▶ YOUR INSTRUCTIONS: Return the whole listing, line for line, without the pictures in it.

Dataset items:
* * * * *
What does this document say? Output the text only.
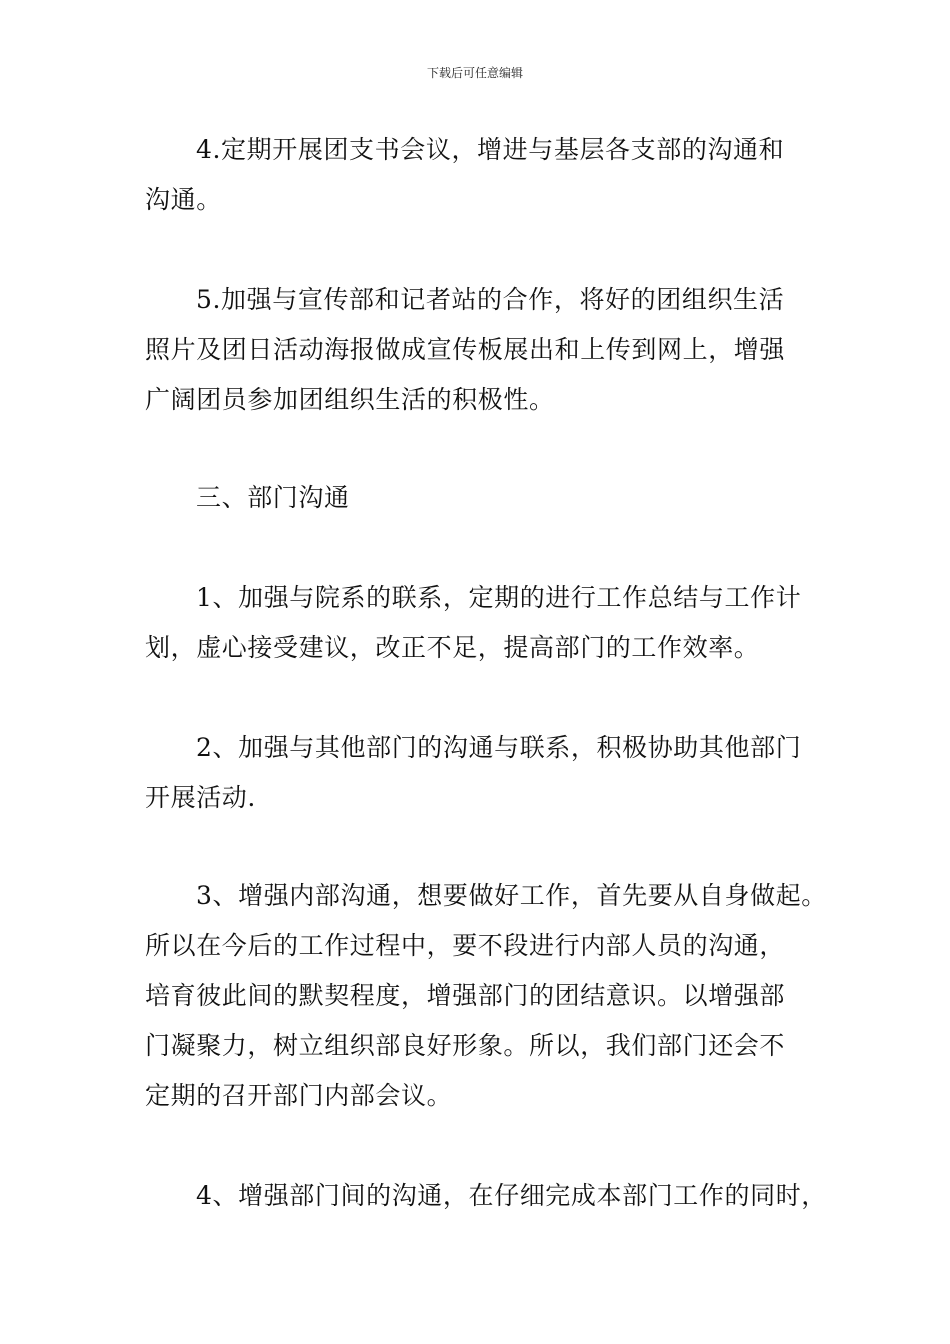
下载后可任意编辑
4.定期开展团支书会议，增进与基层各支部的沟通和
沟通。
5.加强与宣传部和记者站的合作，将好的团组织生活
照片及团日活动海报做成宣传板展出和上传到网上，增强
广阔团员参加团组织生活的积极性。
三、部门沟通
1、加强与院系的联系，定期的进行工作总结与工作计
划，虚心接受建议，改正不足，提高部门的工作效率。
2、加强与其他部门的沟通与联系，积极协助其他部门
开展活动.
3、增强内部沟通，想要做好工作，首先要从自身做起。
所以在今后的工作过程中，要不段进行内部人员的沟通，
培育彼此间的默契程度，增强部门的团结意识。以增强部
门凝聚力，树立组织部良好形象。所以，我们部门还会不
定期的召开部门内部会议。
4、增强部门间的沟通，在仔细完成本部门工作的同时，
* * * * *
▶ IN RESPONSE:
What does this document say? Output the text only.
下载后可任意编辑
4.定期开展团支书会议，增进与基层各支部的沟通和
沟通。
5.加强与宣传部和记者站的合作，将好的团组织生活
照片及团日活动海报做成宣传板展出和上传到网上，增强
广阔团员参加团组织生活的积极性。
三、部门沟通
1、加强与院系的联系，定期的进行工作总结与工作计
划，虚心接受建议，改正不足，提高部门的工作效率。
2、加强与其他部门的沟通与联系，积极协助其他部门
开展活动.
3、增强内部沟通，想要做好工作，首先要从自身做起。
所以在今后的工作过程中，要不段进行内部人员的沟通，
培育彼此间的默契程度，增强部门的团结意识。以增强部
门凝聚力，树立组织部良好形象。所以，我们部门还会不
定期的召开部门内部会议。
4、增强部门间的沟通，在仔细完成本部门工作的同时，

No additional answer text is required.